* **REQUEST**: Set out every line of the records below as a numbered list. Omit blank lines and pictures.

* **ENTRIES SHOWN**:
--------
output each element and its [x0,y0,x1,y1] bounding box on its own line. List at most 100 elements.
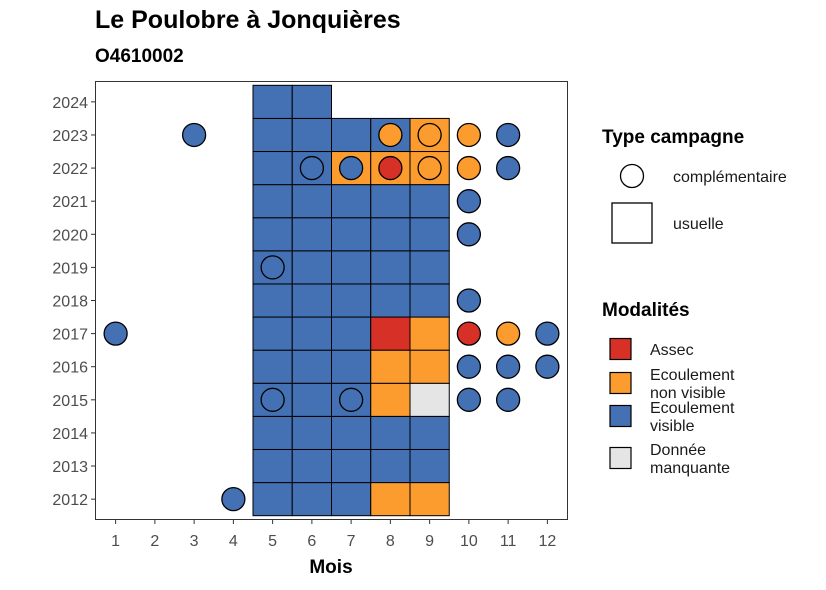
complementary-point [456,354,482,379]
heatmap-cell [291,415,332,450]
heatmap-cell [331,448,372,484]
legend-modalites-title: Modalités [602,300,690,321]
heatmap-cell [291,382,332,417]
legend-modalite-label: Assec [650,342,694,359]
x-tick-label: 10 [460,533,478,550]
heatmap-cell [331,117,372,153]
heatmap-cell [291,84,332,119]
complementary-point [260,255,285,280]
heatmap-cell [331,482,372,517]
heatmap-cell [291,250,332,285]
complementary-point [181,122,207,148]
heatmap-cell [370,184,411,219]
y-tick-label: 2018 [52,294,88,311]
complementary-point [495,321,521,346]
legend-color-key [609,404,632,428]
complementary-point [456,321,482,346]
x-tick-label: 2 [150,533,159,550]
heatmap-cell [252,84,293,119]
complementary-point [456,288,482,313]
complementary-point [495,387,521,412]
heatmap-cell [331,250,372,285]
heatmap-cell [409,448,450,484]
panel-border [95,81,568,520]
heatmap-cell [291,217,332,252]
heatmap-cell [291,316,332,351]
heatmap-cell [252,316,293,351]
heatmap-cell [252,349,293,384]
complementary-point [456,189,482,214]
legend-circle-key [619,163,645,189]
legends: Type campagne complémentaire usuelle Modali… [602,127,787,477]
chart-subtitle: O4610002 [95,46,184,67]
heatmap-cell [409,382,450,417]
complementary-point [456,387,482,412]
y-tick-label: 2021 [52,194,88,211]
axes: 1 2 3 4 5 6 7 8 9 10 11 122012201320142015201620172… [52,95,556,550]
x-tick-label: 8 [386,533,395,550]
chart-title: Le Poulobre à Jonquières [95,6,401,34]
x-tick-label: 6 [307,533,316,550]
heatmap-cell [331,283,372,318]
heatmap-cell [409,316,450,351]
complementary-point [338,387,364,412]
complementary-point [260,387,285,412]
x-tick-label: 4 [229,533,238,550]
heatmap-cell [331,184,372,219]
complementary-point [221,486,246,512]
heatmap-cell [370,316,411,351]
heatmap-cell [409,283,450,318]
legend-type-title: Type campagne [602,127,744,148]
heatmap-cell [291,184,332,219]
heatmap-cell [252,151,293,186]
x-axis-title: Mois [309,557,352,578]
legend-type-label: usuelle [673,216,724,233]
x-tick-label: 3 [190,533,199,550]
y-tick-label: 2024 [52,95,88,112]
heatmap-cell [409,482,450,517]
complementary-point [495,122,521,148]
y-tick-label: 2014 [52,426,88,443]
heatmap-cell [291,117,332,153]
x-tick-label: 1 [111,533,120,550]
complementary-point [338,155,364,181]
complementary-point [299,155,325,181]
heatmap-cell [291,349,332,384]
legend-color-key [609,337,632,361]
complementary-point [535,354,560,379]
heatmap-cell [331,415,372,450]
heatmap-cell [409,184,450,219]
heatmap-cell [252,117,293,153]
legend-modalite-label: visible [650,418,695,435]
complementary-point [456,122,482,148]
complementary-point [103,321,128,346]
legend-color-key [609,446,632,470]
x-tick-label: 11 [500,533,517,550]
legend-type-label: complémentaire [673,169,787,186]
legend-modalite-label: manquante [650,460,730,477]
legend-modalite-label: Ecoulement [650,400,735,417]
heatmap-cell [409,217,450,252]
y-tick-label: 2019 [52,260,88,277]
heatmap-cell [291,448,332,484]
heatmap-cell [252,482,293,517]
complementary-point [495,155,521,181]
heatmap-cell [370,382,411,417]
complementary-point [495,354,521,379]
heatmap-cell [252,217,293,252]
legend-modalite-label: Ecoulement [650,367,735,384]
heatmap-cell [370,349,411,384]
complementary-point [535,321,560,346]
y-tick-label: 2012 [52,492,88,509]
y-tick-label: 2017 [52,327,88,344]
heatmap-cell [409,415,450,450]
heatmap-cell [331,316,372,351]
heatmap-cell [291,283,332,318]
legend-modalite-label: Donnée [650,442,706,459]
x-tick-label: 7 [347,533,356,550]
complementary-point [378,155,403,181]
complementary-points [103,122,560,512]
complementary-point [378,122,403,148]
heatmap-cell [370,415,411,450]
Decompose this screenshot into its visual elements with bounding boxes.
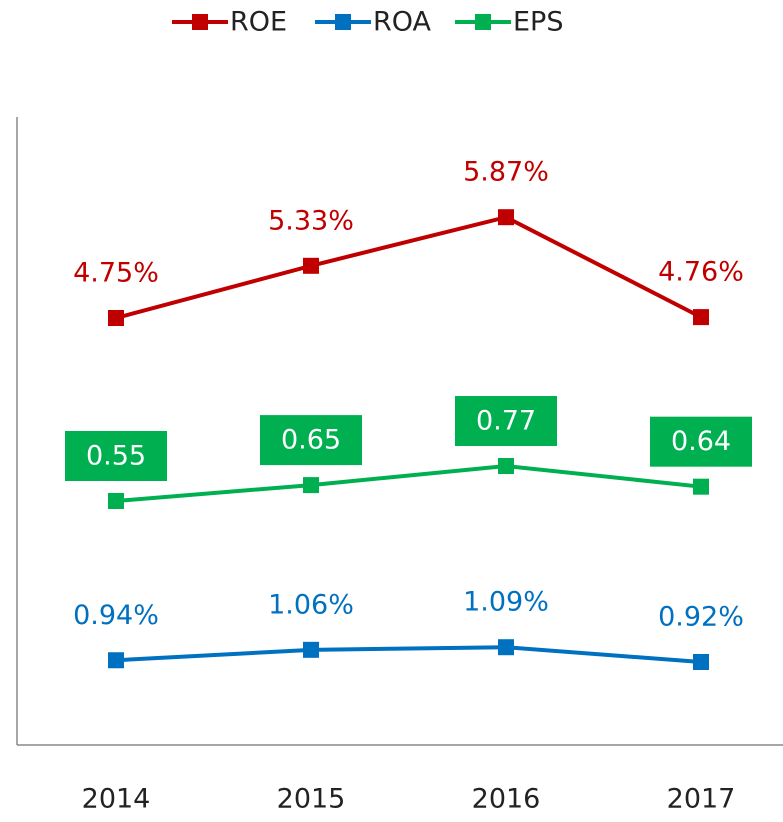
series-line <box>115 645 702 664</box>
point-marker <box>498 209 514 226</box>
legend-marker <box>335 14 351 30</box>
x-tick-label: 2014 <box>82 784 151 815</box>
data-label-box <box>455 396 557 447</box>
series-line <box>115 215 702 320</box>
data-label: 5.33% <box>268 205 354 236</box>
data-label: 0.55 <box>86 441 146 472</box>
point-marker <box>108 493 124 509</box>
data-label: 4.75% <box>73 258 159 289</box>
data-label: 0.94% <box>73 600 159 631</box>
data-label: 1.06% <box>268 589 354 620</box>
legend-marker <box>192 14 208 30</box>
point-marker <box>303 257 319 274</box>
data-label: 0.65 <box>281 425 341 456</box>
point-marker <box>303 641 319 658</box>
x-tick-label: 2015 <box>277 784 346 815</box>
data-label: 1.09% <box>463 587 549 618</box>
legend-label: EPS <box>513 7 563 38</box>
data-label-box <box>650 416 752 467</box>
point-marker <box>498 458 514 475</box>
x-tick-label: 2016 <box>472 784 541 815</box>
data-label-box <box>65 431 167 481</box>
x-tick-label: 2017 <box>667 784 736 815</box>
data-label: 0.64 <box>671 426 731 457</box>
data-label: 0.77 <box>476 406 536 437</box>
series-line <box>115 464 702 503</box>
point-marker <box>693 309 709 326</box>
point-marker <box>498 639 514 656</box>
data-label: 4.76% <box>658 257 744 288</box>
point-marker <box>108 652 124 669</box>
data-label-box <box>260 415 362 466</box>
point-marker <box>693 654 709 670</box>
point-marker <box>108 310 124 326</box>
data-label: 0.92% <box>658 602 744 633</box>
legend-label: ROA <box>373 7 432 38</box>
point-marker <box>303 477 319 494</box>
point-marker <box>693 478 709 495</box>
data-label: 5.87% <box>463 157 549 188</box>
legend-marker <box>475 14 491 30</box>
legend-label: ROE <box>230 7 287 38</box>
--------
* **EXPECTED ANSWER**:
1. output each element and its [x0,y0,x1,y1] bounding box on its own line. List at most 100 elements.
2. complementary-point [456,354,482,379]
3. heatmap-cell [291,415,332,450]
4. heatmap-cell [331,448,372,484]
5. legend-modalites-title: Modalités [602,300,690,321]
6. heatmap-cell [291,382,332,417]
7. legend-modalite-label: Assec [650,342,694,359]
8. x-tick-label: 10 [460,533,478,550]
9. heatmap-cell [331,117,372,153]
10. heatmap-cell [291,84,332,119]
11. complementary-point [260,255,285,280]
12. heatmap-cell [331,482,372,517]
13. heatmap-cell [291,250,332,285]
14. complementary-point [181,122,207,148]
15. heatmap-cell [370,184,411,219]
16. y-tick-label: 2018 [52,294,88,311]
17. complementary-point [495,321,521,346]
18. legend-color-key [609,404,632,428]
19. complementary-point [456,321,482,346]
20. x-tick-label: 2 [150,533,159,550]
21. heatmap-cell [252,84,293,119]
22. complementary-point [456,288,482,313]
23. complementary-point [495,387,521,412]
24. heatmap-cell [331,250,372,285]
25. heatmap-cell [409,448,450,484]
26. panel-border [95,81,568,520]
27. heatmap-cell [291,217,332,252]
28. heatmap-cell [291,316,332,351]
29. heatmap-cell [252,316,293,351]
30. heatmap-cell [252,349,293,384]
31. complementary-point [456,189,482,214]
32. legend-circle-key [619,163,645,189]
33. legends: Type campagne complémentaire usuelle Modali… [602,127,787,477]
34. chart-subtitle: O4610002 [95,46,184,67]
35. heatmap-cell [409,382,450,417]
36. complementary-point [456,387,482,412]
37. y-tick-label: 2021 [52,194,88,211]
38. axes: 1 2 3 4 5 6 7 8 9 10 11 122012201320142015201620172… [52,95,556,550]
39. x-tick-label: 8 [386,533,395,550]
40. chart-title: Le Poulobre à Jonquières [95,6,401,34]
41. x-tick-label: 6 [307,533,316,550]
42. heatmap-cell [331,283,372,318]
43. heatmap-cell [409,316,450,351]
44. complementary-point [338,387,364,412]
45. complementary-point [260,387,285,412]
46. x-tick-label: 4 [229,533,238,550]
47. heatmap-cell [331,184,372,219]
48. complementary-point [221,486,246,512]
49. heatmap-cell [370,316,411,351]
50. heatmap-cell [409,283,450,318]
51. legend-type-title: Type campagne [602,127,744,148]
52. heatmap-cell [291,184,332,219]
53. heatmap-cell [252,151,293,186]
54. x-axis-title: Mois [309,557,352,578]
55. legend-type-label: usuelle [673,216,724,233]
56. x-tick-label: 3 [190,533,199,550]
57. y-tick-label: 2024 [52,95,88,112]
58. heatmap-cell [409,482,450,517]
59. complementary-point [495,122,521,148]
60. y-tick-label: 2014 [52,426,88,443]
61. heatmap-cell [291,117,332,153]
62. x-tick-label: 1 [111,533,120,550]
63. complementary-point [338,155,364,181]
64. complementary-point [299,155,325,181]
65. heatmap-cell [291,349,332,384]
66. legend-color-key [609,337,632,361]
67. complementary-point [535,354,560,379]
68. heatmap-cell [331,415,372,450]
69. heatmap-cell [409,184,450,219]
70. heatmap-cell [252,117,293,153]
71. legend-modalite-label: visible [650,418,695,435]
72. complementary-point [456,122,482,148]
73. complementary-point [103,321,128,346]
74. legend-color-key [609,446,632,470]
75. x-tick-label: 11 [500,533,517,550]
76. legend-type-label: complémentaire [673,169,787,186]
77. legend-modalite-label: manquante [650,460,730,477]
78. legend-modalite-label: Ecoulement [650,400,735,417]
79. heatmap-cell [409,217,450,252]
80. y-tick-label: 2019 [52,260,88,277]
81. heatmap-cell [291,448,332,484]
82. heatmap-cell [252,482,293,517]
83. complementary-point [495,155,521,181]
84. heatmap-cell [370,382,411,417]
85. complementary-point [495,354,521,379]
86. heatmap-cell [252,217,293,252]
87. legend-modalite-label: Ecoulement [650,367,735,384]
88. heatmap-cell [370,349,411,384]
89. complementary-point [535,321,560,346]
90. y-tick-label: 2012 [52,492,88,509]
91. y-tick-label: 2017 [52,327,88,344]
92. heatmap-cell [409,415,450,450]
93. heatmap-cell [331,316,372,351]
94. heatmap-cell [291,283,332,318]
95. legend-modalite-label: Donnée [650,442,706,459]
96. x-tick-label: 7 [347,533,356,550]
97. complementary-point [378,155,403,181]
98. complementary-points [103,122,560,512]
99. complementary-point [378,122,403,148]
100. heatmap-cell [370,415,411,450]
101. Decompose this screenshot into its visual elements with bounding boxes.
102. series-line <box>115 645 702 664</box>
103. point-marker <box>498 209 514 226</box>
104. legend-marker <box>335 14 351 30</box>
105. x-tick-label: 2014 <box>82 784 151 815</box>
106. data-label-box <box>455 396 557 447</box>
107. series-line <box>115 215 702 320</box>
108. data-label: 5.33% <box>268 205 354 236</box>
109. data-label: 0.55 <box>86 441 146 472</box>
110. point-marker <box>108 493 124 509</box>
111. data-label: 4.75% <box>73 258 159 289</box>
112. data-label: 0.94% <box>73 600 159 631</box>
113. data-label: 1.06% <box>268 589 354 620</box>
114. legend-marker <box>192 14 208 30</box>
115. point-marker <box>303 257 319 274</box>
116. data-label: 0.65 <box>281 425 341 456</box>
117. point-marker <box>303 641 319 658</box>
118. x-tick-label: 2015 <box>277 784 346 815</box>
119. data-label: 1.09% <box>463 587 549 618</box>
120. legend-label: EPS <box>513 7 563 38</box>
121. data-label-box <box>650 416 752 467</box>
122. point-marker <box>498 458 514 475</box>
123. x-tick-label: 2016 <box>472 784 541 815</box>
124. data-label-box <box>65 431 167 481</box>
125. x-tick-label: 2017 <box>667 784 736 815</box>
126. data-label: 0.64 <box>671 426 731 457</box>
127. data-label: 0.77 <box>476 406 536 437</box>
128. series-line <box>115 464 702 503</box>
129. point-marker <box>693 309 709 326</box>
130. point-marker <box>498 639 514 656</box>
131. data-label: 4.76% <box>658 257 744 288</box>
132. point-marker <box>108 652 124 669</box>
133. data-label-box <box>260 415 362 466</box>
134. point-marker <box>693 654 709 670</box>
135. point-marker <box>108 310 124 326</box>
136. data-label: 0.92% <box>658 602 744 633</box>
137. legend-label: ROA <box>373 7 432 38</box>
138. point-marker <box>303 477 319 494</box>
139. point-marker <box>693 478 709 495</box>
140. data-label: 5.87% <box>463 157 549 188</box>
141. legend-marker <box>475 14 491 30</box>
142. legend-label: ROE <box>230 7 287 38</box>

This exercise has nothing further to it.